Rows from a layout dataset:
^^^^^^^^^^^^^^^^

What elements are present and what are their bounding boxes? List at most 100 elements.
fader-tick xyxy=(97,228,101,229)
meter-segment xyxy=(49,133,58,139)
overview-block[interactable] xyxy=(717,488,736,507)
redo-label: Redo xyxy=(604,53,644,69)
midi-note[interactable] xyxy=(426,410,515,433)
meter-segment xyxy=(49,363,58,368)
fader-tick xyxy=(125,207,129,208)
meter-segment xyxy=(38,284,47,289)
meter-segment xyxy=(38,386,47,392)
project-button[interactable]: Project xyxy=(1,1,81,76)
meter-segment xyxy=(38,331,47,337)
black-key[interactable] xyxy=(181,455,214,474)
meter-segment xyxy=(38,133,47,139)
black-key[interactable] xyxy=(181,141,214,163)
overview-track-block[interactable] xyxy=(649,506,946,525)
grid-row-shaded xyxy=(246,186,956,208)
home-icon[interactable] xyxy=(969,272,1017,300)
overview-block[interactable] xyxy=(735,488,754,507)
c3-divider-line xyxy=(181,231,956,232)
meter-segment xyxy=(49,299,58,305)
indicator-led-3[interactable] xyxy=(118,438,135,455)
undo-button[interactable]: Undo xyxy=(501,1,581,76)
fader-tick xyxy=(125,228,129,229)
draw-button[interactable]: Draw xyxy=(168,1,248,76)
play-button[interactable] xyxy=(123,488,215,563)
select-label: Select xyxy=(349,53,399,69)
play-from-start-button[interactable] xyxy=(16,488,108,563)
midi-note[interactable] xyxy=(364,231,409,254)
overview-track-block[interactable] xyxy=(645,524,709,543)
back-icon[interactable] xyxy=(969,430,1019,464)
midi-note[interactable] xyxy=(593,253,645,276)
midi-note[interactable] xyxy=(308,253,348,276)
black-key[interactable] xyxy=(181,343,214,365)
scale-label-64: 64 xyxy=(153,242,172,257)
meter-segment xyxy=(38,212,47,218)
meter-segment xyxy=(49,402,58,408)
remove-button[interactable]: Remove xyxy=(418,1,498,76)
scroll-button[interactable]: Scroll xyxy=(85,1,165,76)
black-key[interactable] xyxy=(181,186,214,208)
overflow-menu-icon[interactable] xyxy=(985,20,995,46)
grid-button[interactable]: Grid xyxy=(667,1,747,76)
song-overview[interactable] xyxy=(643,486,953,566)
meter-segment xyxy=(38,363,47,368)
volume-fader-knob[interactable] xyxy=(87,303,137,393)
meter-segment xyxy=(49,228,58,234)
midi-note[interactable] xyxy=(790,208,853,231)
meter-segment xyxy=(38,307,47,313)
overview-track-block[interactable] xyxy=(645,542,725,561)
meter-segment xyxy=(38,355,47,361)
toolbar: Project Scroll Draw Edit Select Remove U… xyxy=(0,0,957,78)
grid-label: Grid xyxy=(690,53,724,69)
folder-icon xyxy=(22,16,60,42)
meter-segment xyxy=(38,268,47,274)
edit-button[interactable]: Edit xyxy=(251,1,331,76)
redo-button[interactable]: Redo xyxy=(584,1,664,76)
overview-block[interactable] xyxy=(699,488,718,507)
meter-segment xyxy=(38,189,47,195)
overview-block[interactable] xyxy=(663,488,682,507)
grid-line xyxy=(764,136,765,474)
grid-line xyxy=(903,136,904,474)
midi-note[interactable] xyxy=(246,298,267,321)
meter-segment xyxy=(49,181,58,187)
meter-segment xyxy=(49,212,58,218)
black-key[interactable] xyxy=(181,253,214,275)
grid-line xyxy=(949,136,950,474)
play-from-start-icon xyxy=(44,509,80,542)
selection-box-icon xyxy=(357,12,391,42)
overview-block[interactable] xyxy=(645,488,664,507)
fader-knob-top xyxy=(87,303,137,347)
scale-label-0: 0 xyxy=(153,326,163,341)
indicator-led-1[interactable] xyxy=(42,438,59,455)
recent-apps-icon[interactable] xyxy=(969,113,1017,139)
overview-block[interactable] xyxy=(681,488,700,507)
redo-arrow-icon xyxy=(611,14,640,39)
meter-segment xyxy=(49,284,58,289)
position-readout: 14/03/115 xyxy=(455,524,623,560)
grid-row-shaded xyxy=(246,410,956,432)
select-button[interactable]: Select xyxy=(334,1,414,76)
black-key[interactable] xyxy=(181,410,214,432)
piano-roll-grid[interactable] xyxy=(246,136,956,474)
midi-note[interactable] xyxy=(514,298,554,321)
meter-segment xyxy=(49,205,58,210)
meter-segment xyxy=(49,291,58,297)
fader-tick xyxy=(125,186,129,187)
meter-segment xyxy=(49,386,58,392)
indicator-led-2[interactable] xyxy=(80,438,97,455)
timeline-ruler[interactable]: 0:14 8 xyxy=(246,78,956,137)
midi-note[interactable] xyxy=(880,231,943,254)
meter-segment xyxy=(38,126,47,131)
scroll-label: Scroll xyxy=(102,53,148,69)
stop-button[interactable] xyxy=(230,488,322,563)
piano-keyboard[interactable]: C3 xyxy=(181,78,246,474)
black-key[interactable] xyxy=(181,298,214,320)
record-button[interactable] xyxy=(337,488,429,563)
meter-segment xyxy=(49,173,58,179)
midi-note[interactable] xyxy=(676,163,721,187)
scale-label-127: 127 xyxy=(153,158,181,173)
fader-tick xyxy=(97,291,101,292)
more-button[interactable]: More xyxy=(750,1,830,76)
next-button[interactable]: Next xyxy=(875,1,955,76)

^^^^^^^^^^^^^^^^

**Work required**
Will you copy out every line of the material above, word for word and in the same order?

**Exercise answer**
What elements are present and what are their bounding boxes? List at most 100 elements.
fader-tick xyxy=(97,228,101,229)
meter-segment xyxy=(49,133,58,139)
overview-block[interactable] xyxy=(717,488,736,507)
redo-label: Redo xyxy=(604,53,644,69)
midi-note[interactable] xyxy=(426,410,515,433)
meter-segment xyxy=(49,363,58,368)
fader-tick xyxy=(125,207,129,208)
meter-segment xyxy=(38,284,47,289)
meter-segment xyxy=(38,386,47,392)
project-button[interactable]: Project xyxy=(1,1,81,76)
meter-segment xyxy=(38,331,47,337)
black-key[interactable] xyxy=(181,455,214,474)
meter-segment xyxy=(38,133,47,139)
black-key[interactable] xyxy=(181,141,214,163)
overview-track-block[interactable] xyxy=(649,506,946,525)
grid-row-shaded xyxy=(246,186,956,208)
home-icon[interactable] xyxy=(969,272,1017,300)
overview-block[interactable] xyxy=(735,488,754,507)
c3-divider-line xyxy=(181,231,956,232)
meter-segment xyxy=(49,299,58,305)
indicator-led-3[interactable] xyxy=(118,438,135,455)
undo-button[interactable]: Undo xyxy=(501,1,581,76)
fader-tick xyxy=(125,228,129,229)
draw-button[interactable]: Draw xyxy=(168,1,248,76)
play-button[interactable] xyxy=(123,488,215,563)
select-label: Select xyxy=(349,53,399,69)
play-from-start-button[interactable] xyxy=(16,488,108,563)
midi-note[interactable] xyxy=(364,231,409,254)
overview-track-block[interactable] xyxy=(645,524,709,543)
back-icon[interactable] xyxy=(969,430,1019,464)
midi-note[interactable] xyxy=(593,253,645,276)
midi-note[interactable] xyxy=(308,253,348,276)
black-key[interactable] xyxy=(181,343,214,365)
scale-label-64: 64 xyxy=(153,242,172,257)
meter-segment xyxy=(38,212,47,218)
meter-segment xyxy=(49,402,58,408)
remove-button[interactable]: Remove xyxy=(418,1,498,76)
scroll-button[interactable]: Scroll xyxy=(85,1,165,76)
black-key[interactable] xyxy=(181,186,214,208)
overflow-menu-icon[interactable] xyxy=(985,20,995,46)
grid-button[interactable]: Grid xyxy=(667,1,747,76)
song-overview[interactable] xyxy=(643,486,953,566)
meter-segment xyxy=(38,363,47,368)
volume-fader-knob[interactable] xyxy=(87,303,137,393)
meter-segment xyxy=(49,228,58,234)
midi-note[interactable] xyxy=(790,208,853,231)
meter-segment xyxy=(38,307,47,313)
overview-track-block[interactable] xyxy=(645,542,725,561)
meter-segment xyxy=(38,355,47,361)
toolbar: Project Scroll Draw Edit Select Remove U… xyxy=(0,0,957,78)
grid-label: Grid xyxy=(690,53,724,69)
folder-icon xyxy=(22,16,60,42)
meter-segment xyxy=(38,268,47,274)
edit-button[interactable]: Edit xyxy=(251,1,331,76)
redo-button[interactable]: Redo xyxy=(584,1,664,76)
overview-block[interactable] xyxy=(699,488,718,507)
meter-segment xyxy=(38,189,47,195)
overview-block[interactable] xyxy=(663,488,682,507)
grid-line xyxy=(764,136,765,474)
grid-line xyxy=(903,136,904,474)
midi-note[interactable] xyxy=(246,298,267,321)
meter-segment xyxy=(49,181,58,187)
meter-segment xyxy=(49,212,58,218)
black-key[interactable] xyxy=(181,253,214,275)
grid-line xyxy=(949,136,950,474)
play-from-start-icon xyxy=(44,509,80,542)
selection-box-icon xyxy=(357,12,391,42)
overview-block[interactable] xyxy=(645,488,664,507)
fader-knob-top xyxy=(87,303,137,347)
scale-label-0: 0 xyxy=(153,326,163,341)
indicator-led-1[interactable] xyxy=(42,438,59,455)
recent-apps-icon[interactable] xyxy=(969,113,1017,139)
overview-block[interactable] xyxy=(681,488,700,507)
redo-arrow-icon xyxy=(611,14,640,39)
meter-segment xyxy=(49,284,58,289)
position-readout: 14/03/115 xyxy=(455,524,623,560)
grid-row-shaded xyxy=(246,410,956,432)
select-button[interactable]: Select xyxy=(334,1,414,76)
black-key[interactable] xyxy=(181,410,214,432)
piano-roll-grid[interactable] xyxy=(246,136,956,474)
midi-note[interactable] xyxy=(514,298,554,321)
meter-segment xyxy=(49,205,58,210)
meter-segment xyxy=(49,291,58,297)
fader-tick xyxy=(125,186,129,187)
meter-segment xyxy=(49,386,58,392)
indicator-led-2[interactable] xyxy=(80,438,97,455)
timeline-ruler[interactable]: 0:14 8 xyxy=(246,78,956,137)
midi-note[interactable] xyxy=(880,231,943,254)
meter-segment xyxy=(38,126,47,131)
scroll-label: Scroll xyxy=(102,53,148,69)
stop-button[interactable] xyxy=(230,488,322,563)
piano-keyboard[interactable]: C3 xyxy=(181,78,246,474)
black-key[interactable] xyxy=(181,298,214,320)
record-button[interactable] xyxy=(337,488,429,563)
meter-segment xyxy=(49,173,58,179)
midi-note[interactable] xyxy=(676,163,721,187)
scale-label-127: 127 xyxy=(153,158,181,173)
fader-tick xyxy=(97,291,101,292)
more-button[interactable]: More xyxy=(750,1,830,76)
next-button[interactable]: Next xyxy=(875,1,955,76)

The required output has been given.